** START **

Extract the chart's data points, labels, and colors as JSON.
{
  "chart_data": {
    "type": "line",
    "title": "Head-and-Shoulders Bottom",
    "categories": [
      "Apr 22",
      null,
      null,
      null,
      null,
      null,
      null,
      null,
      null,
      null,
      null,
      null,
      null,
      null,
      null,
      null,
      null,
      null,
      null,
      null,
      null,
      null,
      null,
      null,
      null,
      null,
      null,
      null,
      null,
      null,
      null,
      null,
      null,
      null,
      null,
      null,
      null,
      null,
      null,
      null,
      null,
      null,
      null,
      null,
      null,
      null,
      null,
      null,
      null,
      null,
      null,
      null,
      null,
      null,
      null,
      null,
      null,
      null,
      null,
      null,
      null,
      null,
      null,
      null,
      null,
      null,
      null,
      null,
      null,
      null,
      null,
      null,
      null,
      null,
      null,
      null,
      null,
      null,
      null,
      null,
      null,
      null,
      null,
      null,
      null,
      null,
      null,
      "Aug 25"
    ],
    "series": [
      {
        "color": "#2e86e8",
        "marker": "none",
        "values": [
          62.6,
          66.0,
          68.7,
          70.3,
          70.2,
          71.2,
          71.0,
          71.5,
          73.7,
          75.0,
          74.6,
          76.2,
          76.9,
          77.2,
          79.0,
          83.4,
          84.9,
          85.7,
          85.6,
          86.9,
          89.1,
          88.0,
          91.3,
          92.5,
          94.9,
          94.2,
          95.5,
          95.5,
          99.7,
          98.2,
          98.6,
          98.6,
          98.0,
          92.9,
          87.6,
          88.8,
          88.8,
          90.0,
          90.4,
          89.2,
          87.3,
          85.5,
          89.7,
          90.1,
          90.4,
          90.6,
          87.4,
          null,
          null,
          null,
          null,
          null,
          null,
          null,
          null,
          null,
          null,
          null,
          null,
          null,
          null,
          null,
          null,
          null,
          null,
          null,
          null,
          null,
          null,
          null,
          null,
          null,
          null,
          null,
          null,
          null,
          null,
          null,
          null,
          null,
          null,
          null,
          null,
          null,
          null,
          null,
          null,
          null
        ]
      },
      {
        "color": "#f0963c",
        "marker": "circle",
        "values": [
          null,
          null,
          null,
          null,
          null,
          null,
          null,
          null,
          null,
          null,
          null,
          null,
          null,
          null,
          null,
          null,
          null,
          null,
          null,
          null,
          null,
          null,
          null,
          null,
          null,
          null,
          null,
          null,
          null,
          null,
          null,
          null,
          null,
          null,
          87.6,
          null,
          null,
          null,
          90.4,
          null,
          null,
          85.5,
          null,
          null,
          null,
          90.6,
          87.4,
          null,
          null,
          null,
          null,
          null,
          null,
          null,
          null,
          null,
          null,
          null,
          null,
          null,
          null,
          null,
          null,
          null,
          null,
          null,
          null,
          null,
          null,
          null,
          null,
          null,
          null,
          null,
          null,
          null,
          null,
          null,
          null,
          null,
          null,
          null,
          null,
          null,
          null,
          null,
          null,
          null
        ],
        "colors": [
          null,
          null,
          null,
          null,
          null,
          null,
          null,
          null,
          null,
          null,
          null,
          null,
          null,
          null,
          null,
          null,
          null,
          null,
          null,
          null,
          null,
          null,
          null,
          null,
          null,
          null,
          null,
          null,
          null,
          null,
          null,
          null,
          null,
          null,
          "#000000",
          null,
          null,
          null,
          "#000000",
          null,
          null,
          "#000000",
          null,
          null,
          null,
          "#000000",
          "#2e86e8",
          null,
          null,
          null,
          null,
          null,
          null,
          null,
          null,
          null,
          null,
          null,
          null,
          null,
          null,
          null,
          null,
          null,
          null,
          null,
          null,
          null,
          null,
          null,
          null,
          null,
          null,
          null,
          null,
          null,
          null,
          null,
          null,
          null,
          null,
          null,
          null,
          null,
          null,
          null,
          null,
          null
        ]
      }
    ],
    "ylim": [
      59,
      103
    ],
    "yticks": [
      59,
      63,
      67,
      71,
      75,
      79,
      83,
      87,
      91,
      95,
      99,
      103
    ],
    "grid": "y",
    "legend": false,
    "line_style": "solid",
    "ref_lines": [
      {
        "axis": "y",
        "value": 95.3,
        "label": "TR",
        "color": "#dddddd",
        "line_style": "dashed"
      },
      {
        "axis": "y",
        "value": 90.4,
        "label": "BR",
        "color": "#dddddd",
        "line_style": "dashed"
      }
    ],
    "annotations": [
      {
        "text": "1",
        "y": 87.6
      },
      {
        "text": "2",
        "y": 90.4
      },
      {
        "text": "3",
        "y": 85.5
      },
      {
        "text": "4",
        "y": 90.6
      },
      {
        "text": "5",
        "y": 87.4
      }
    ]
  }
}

** END **

__Task to carry out__. The records above should be repeated in full, exactly as given.

__Result__.
Extract the chart's data points, labels, and colors as JSON.
{
  "chart_data": {
    "type": "line",
    "title": "Head-and-Shoulders Bottom",
    "categories": [
      "Apr 22",
      null,
      null,
      null,
      null,
      null,
      null,
      null,
      null,
      null,
      null,
      null,
      null,
      null,
      null,
      null,
      null,
      null,
      null,
      null,
      null,
      null,
      null,
      null,
      null,
      null,
      null,
      null,
      null,
      null,
      null,
      null,
      null,
      null,
      null,
      null,
      null,
      null,
      null,
      null,
      null,
      null,
      null,
      null,
      null,
      null,
      null,
      null,
      null,
      null,
      null,
      null,
      null,
      null,
      null,
      null,
      null,
      null,
      null,
      null,
      null,
      null,
      null,
      null,
      null,
      null,
      null,
      null,
      null,
      null,
      null,
      null,
      null,
      null,
      null,
      null,
      null,
      null,
      null,
      null,
      null,
      null,
      null,
      null,
      null,
      null,
      null,
      "Aug 25"
    ],
    "series": [
      {
        "color": "#2e86e8",
        "marker": "none",
        "values": [
          62.6,
          66.0,
          68.7,
          70.3,
          70.2,
          71.2,
          71.0,
          71.5,
          73.7,
          75.0,
          74.6,
          76.2,
          76.9,
          77.2,
          79.0,
          83.4,
          84.9,
          85.7,
          85.6,
          86.9,
          89.1,
          88.0,
          91.3,
          92.5,
          94.9,
          94.2,
          95.5,
          95.5,
          99.7,
          98.2,
          98.6,
          98.6,
          98.0,
          92.9,
          87.6,
          88.8,
          88.8,
          90.0,
          90.4,
          89.2,
          87.3,
          85.5,
          89.7,
          90.1,
          90.4,
          90.6,
          87.4,
          null,
          null,
          null,
          null,
          null,
          null,
          null,
          null,
          null,
          null,
          null,
          null,
          null,
          null,
          null,
          null,
          null,
          null,
          null,
          null,
          null,
          null,
          null,
          null,
          null,
          null,
          null,
          null,
          null,
          null,
          null,
          null,
          null,
          null,
          null,
          null,
          null,
          null,
          null,
          null,
          null
        ]
      },
      {
        "color": "#f0963c",
        "marker": "circle",
        "values": [
          null,
          null,
          null,
          null,
          null,
          null,
          null,
          null,
          null,
          null,
          null,
          null,
          null,
          null,
          null,
          null,
          null,
          null,
          null,
          null,
          null,
          null,
          null,
          null,
          null,
          null,
          null,
          null,
          null,
          null,
          null,
          null,
          null,
          null,
          87.6,
          null,
          null,
          null,
          90.4,
          null,
          null,
          85.5,
          null,
          null,
          null,
          90.6,
          87.4,
          null,
          null,
          null,
          null,
          null,
          null,
          null,
          null,
          null,
          null,
          null,
          null,
          null,
          null,
          null,
          null,
          null,
          null,
          null,
          null,
          null,
          null,
          null,
          null,
          null,
          null,
          null,
          null,
          null,
          null,
          null,
          null,
          null,
          null,
          null,
          null,
          null,
          null,
          null,
          null,
          null
        ],
        "colors": [
          null,
          null,
          null,
          null,
          null,
          null,
          null,
          null,
          null,
          null,
          null,
          null,
          null,
          null,
          null,
          null,
          null,
          null,
          null,
          null,
          null,
          null,
          null,
          null,
          null,
          null,
          null,
          null,
          null,
          null,
          null,
          null,
          null,
          null,
          "#000000",
          null,
          null,
          null,
          "#000000",
          null,
          null,
          "#000000",
          null,
          null,
          null,
          "#000000",
          "#2e86e8",
          null,
          null,
          null,
          null,
          null,
          null,
          null,
          null,
          null,
          null,
          null,
          null,
          null,
          null,
          null,
          null,
          null,
          null,
          null,
          null,
          null,
          null,
          null,
          null,
          null,
          null,
          null,
          null,
          null,
          null,
          null,
          null,
          null,
          null,
          null,
          null,
          null,
          null,
          null,
          null,
          null
        ]
      }
    ],
    "ylim": [
      59,
      103
    ],
    "yticks": [
      59,
      63,
      67,
      71,
      75,
      79,
      83,
      87,
      91,
      95,
      99,
      103
    ],
    "grid": "y",
    "legend": false,
    "line_style": "solid",
    "ref_lines": [
      {
        "axis": "y",
        "value": 95.3,
        "label": "TR",
        "color": "#dddddd",
        "line_style": "dashed"
      },
      {
        "axis": "y",
        "value": 90.4,
        "label": "BR",
        "color": "#dddddd",
        "line_style": "dashed"
      }
    ],
    "annotations": [
      {
        "text": "1",
        "y": 87.6
      },
      {
        "text": "2",
        "y": 90.4
      },
      {
        "text": "3",
        "y": 85.5
      },
      {
        "text": "4",
        "y": 90.6
      },
      {
        "text": "5",
        "y": 87.4
      }
    ]
  }
}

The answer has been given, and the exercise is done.